State how many lines in the records hold the word "facteurs", giving the number and no other text.

--------------------------------

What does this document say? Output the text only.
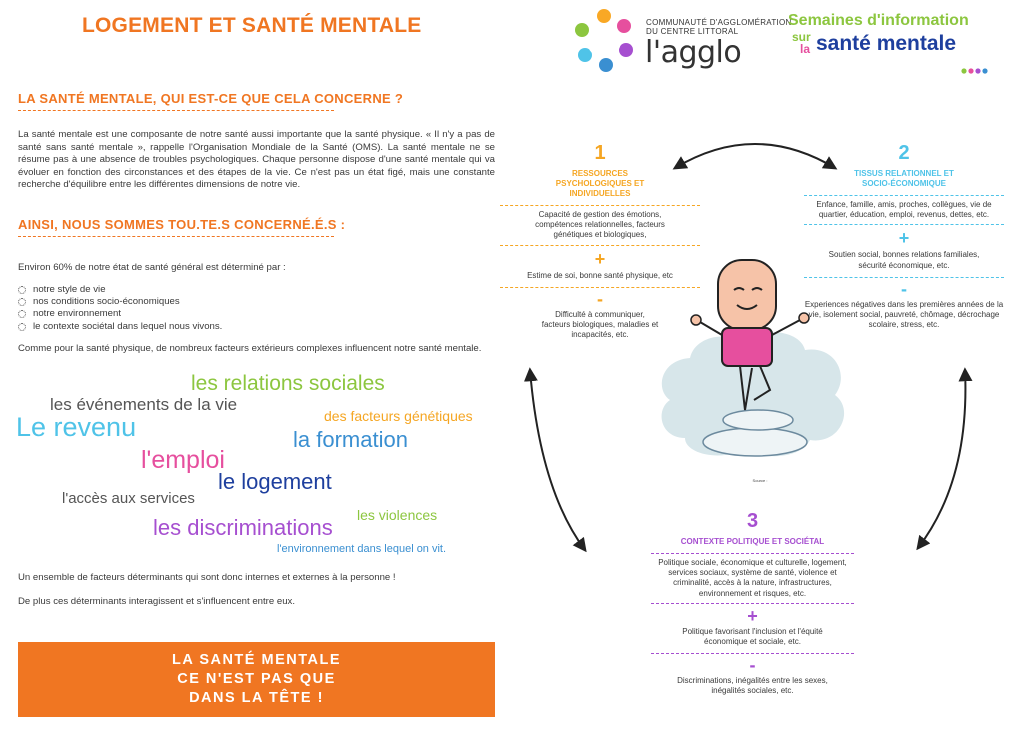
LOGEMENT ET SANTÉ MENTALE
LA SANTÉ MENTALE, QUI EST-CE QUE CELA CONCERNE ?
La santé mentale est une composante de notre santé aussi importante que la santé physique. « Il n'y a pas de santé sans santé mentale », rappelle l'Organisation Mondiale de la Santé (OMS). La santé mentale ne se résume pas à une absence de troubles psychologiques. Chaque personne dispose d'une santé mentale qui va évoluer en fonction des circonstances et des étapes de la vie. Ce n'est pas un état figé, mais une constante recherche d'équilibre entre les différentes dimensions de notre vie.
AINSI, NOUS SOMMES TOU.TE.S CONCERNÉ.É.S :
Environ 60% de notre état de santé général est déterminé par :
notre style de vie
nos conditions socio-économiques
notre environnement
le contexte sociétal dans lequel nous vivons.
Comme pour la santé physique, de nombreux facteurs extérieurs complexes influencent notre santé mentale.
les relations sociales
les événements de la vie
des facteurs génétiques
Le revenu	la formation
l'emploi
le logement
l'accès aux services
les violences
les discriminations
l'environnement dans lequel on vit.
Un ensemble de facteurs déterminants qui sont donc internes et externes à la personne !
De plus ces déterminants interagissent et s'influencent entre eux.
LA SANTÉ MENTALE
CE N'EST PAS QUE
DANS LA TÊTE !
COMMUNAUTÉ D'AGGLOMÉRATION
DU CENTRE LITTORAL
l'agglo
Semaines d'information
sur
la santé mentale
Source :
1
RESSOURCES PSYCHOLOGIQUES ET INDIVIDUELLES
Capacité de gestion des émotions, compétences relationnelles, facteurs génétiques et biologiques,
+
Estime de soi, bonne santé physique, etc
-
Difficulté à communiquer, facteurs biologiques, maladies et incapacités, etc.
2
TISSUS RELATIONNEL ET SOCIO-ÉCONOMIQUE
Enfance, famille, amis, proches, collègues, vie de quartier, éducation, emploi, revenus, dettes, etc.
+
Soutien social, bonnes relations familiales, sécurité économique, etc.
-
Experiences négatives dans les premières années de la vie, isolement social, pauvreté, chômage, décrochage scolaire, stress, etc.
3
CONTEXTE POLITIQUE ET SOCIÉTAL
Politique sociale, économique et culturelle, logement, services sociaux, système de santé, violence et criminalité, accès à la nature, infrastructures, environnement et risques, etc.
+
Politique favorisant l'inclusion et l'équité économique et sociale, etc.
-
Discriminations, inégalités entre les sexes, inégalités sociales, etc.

--------------------------------

### OUTPUT OF THE TASK
5